→ Material supplied
────────────────────
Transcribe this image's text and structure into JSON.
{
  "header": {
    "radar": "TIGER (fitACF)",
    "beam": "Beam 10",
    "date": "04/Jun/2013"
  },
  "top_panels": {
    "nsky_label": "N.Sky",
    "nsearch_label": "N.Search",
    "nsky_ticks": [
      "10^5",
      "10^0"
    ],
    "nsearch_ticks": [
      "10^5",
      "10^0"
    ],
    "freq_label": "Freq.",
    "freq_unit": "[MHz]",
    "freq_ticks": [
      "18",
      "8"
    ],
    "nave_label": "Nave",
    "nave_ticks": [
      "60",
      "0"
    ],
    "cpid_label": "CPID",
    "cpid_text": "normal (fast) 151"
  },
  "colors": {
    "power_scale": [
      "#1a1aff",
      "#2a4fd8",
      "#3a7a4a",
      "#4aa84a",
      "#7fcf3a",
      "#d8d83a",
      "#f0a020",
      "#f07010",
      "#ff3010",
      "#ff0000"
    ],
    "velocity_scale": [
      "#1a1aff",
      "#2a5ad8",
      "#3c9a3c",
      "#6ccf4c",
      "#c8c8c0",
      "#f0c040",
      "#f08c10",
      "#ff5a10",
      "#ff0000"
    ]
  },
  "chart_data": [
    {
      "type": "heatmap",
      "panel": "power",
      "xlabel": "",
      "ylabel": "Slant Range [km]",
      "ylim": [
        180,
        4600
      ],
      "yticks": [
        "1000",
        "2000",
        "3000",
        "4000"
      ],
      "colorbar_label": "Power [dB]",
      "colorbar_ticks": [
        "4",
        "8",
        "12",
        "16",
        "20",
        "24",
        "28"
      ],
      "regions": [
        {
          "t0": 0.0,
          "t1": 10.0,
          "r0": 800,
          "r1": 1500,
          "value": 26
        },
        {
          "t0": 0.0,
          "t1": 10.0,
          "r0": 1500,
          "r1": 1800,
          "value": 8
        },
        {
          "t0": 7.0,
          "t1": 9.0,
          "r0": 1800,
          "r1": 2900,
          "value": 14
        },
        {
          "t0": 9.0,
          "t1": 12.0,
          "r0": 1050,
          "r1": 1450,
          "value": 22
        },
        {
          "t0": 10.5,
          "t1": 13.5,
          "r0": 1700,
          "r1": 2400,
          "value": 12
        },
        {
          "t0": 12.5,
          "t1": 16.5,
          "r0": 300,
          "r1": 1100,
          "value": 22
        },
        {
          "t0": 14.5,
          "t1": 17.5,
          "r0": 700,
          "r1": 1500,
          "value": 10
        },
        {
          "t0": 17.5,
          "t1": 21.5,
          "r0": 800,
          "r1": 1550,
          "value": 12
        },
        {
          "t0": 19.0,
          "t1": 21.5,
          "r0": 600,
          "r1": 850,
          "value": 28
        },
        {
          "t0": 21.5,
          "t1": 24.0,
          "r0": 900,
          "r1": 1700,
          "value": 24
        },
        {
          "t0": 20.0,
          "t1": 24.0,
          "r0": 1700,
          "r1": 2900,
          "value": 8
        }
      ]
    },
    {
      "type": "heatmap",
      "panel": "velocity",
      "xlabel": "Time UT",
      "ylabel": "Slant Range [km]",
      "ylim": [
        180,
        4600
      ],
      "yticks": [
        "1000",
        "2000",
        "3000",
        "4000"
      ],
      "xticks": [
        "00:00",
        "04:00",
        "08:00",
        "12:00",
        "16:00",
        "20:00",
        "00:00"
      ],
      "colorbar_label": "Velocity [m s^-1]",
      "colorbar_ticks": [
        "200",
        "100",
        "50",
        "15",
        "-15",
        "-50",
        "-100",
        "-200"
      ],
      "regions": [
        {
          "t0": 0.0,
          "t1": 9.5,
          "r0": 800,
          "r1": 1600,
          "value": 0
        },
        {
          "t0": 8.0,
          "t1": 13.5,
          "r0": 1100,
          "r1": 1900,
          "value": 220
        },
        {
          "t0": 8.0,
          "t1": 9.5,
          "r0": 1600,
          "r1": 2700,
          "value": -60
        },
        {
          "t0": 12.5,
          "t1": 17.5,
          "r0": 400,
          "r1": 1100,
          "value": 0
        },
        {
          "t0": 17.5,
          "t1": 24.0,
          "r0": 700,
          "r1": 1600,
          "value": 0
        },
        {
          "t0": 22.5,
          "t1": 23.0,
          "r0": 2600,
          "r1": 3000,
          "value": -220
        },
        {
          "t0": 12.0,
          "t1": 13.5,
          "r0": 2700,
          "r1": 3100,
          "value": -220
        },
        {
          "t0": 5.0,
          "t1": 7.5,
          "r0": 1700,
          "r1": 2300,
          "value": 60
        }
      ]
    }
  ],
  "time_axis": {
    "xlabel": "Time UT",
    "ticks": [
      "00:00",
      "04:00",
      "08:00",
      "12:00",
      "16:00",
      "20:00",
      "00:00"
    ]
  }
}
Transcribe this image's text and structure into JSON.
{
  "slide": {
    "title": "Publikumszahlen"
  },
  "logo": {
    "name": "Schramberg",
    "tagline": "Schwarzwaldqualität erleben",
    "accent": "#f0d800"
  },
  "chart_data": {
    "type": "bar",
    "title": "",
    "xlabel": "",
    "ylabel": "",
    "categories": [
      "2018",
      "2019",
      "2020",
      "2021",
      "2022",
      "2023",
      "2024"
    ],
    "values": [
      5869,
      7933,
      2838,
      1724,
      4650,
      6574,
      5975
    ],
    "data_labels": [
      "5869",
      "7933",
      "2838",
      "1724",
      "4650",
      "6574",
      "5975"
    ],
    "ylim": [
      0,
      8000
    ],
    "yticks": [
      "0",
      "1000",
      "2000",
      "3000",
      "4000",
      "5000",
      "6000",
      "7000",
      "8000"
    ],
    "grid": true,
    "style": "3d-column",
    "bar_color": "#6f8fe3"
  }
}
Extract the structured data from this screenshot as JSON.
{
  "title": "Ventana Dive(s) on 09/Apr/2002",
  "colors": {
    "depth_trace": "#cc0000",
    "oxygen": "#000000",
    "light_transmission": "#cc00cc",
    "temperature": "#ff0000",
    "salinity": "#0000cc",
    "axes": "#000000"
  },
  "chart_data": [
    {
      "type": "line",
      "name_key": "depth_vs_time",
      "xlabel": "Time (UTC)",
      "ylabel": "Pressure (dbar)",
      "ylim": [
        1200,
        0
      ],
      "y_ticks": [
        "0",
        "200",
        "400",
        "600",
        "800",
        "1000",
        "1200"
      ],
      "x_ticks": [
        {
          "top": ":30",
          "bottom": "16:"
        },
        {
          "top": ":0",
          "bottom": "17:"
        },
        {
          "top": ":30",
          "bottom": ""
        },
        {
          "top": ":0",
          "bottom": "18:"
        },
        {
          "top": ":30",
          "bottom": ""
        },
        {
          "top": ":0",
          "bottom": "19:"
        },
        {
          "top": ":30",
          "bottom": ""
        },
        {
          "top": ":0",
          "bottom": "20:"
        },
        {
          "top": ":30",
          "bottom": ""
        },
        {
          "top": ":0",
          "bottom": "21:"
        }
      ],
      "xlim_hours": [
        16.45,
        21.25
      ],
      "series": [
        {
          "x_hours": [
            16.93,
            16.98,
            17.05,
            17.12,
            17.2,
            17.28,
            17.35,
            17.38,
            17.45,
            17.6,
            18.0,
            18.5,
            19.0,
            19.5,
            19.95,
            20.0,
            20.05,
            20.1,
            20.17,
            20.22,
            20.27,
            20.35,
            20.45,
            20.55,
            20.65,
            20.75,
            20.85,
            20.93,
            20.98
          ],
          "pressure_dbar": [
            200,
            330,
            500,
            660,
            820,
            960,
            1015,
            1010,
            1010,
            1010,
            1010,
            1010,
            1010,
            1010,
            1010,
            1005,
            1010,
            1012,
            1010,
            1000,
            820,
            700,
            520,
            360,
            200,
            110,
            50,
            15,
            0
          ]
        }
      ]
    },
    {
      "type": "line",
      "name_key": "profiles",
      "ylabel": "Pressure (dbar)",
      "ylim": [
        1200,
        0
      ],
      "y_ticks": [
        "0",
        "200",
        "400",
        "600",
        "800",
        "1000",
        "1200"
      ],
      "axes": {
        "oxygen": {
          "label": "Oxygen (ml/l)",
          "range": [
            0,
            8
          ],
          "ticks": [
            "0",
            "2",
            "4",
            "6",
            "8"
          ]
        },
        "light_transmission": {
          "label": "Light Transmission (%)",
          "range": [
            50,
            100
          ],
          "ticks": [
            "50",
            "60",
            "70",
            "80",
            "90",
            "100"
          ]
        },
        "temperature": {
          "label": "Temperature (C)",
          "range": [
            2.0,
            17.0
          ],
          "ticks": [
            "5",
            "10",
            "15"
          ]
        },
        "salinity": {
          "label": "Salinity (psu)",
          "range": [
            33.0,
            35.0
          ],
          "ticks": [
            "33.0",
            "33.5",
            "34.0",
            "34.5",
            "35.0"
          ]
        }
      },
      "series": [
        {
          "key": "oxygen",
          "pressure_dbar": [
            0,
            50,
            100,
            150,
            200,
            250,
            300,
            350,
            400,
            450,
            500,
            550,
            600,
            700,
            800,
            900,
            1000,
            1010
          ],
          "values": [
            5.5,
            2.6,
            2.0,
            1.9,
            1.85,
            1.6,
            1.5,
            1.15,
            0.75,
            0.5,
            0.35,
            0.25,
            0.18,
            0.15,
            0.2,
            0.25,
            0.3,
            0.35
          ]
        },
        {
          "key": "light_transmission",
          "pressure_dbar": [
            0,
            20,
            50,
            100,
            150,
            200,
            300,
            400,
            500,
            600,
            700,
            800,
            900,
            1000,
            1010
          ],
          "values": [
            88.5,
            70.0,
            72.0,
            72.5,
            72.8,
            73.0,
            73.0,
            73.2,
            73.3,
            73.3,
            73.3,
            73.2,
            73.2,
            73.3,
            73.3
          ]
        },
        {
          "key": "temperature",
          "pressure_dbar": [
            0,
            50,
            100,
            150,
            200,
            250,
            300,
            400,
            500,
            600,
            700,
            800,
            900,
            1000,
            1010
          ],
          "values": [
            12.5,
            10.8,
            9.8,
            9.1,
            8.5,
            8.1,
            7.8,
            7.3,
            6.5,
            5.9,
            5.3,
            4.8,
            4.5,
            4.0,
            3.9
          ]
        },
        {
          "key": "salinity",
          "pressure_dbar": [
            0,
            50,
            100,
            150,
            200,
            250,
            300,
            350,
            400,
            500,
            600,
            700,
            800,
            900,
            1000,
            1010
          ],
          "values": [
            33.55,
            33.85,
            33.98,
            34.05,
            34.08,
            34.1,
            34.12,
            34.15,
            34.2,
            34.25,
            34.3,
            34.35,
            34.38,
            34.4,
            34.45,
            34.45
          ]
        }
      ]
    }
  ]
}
────────────────────
→ What is being asked
Find the word "bottom" in the entries, and copy every line it shows up in.

→ Solution to the problem
          "bottom": "16:"
          "bottom": "17:"
          "bottom": ""
          "bottom": "18:"
          "bottom": ""
          "bottom": "19:"
          "bottom": ""
          "bottom": "20:"
          "bottom": ""
          "bottom": "21:"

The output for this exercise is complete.